AIM
Copy the listing below in full and skip every picture.

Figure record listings
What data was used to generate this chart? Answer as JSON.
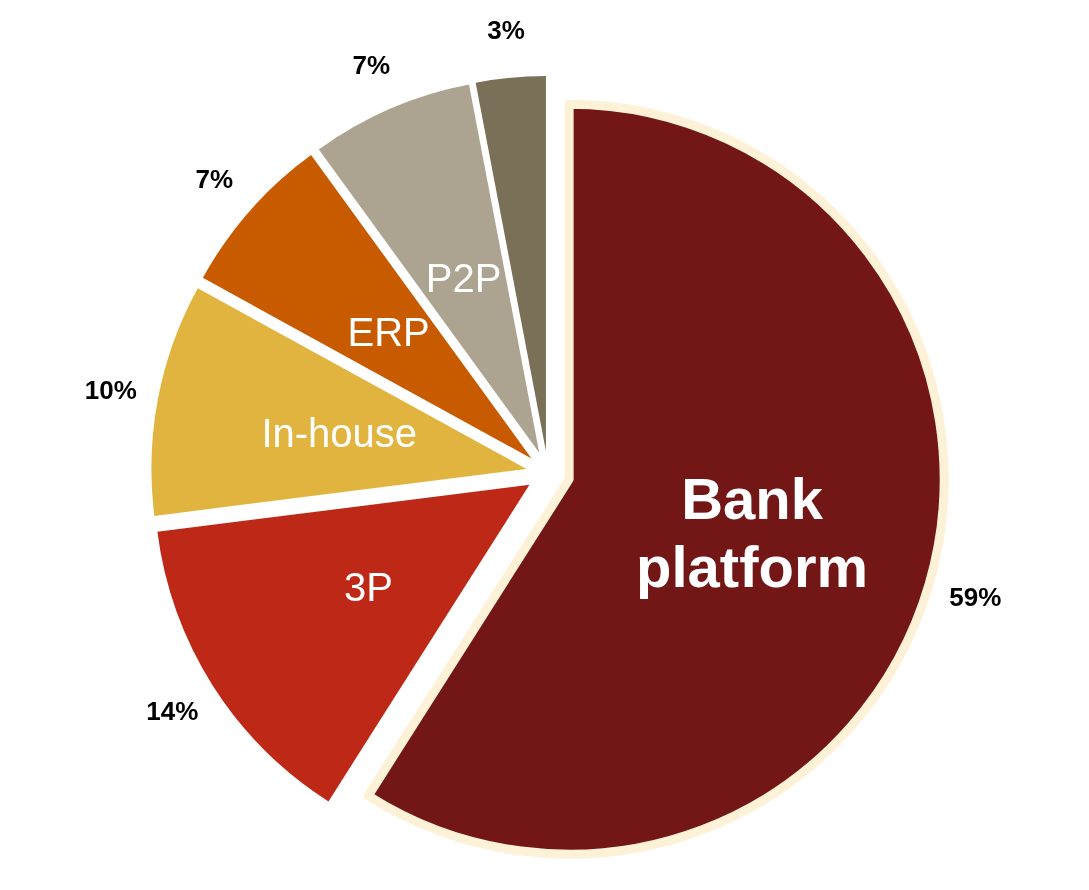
{
  "chart_data": {
    "type": "pie",
    "categories": [
      "Bank platform",
      "3P",
      "In-house",
      "ERP",
      "P2P",
      null
    ],
    "values": [
      59,
      14,
      10,
      7,
      7,
      3
    ],
    "colors": [
      "#721716",
      "#be2817",
      "#e0b43e",
      "#c85a00",
      "#aca491",
      "#7a7057"
    ],
    "value_labels": [
      "59%",
      "14%",
      "10%",
      "7%",
      "7%",
      "3%"
    ]
  }
}
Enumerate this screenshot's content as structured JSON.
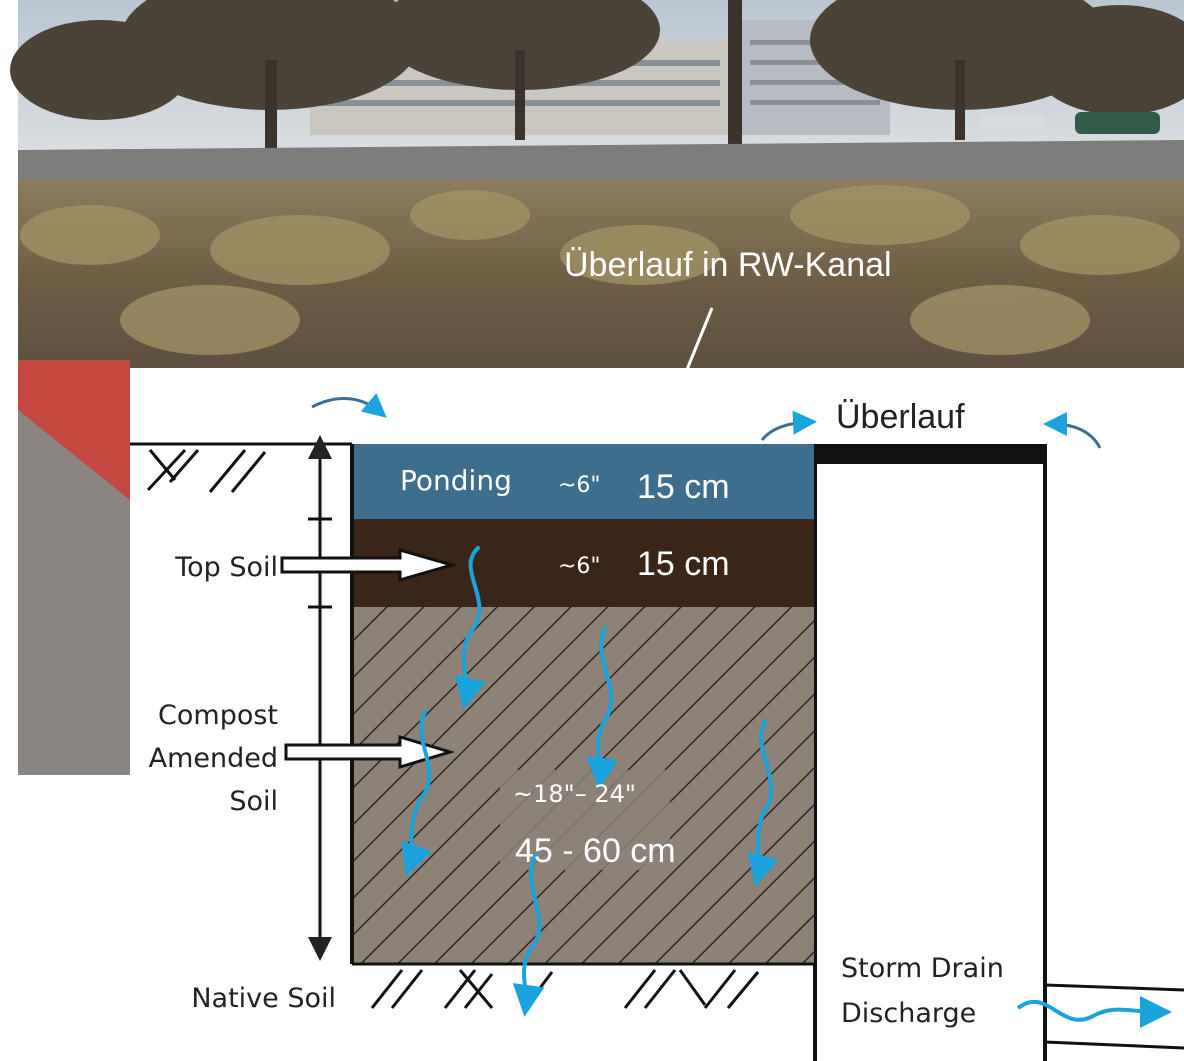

RESULT OF THE EXERCISE
What data was used to generate this chart? Answer as JSON.
{
  "chart_data": {
    "type": "pie",
    "categories": [
      "Bank platform",
      "3P",
      "In-house",
      "ERP",
      "P2P",
      null
    ],
    "values": [
      59,
      14,
      10,
      7,
      7,
      3
    ],
    "colors": [
      "#721716",
      "#be2817",
      "#e0b43e",
      "#c85a00",
      "#aca491",
      "#7a7057"
    ],
    "value_labels": [
      "59%",
      "14%",
      "10%",
      "7%",
      "7%",
      "3%"
    ]
  }
}
Enumerate this screenshot's content as structured JSON.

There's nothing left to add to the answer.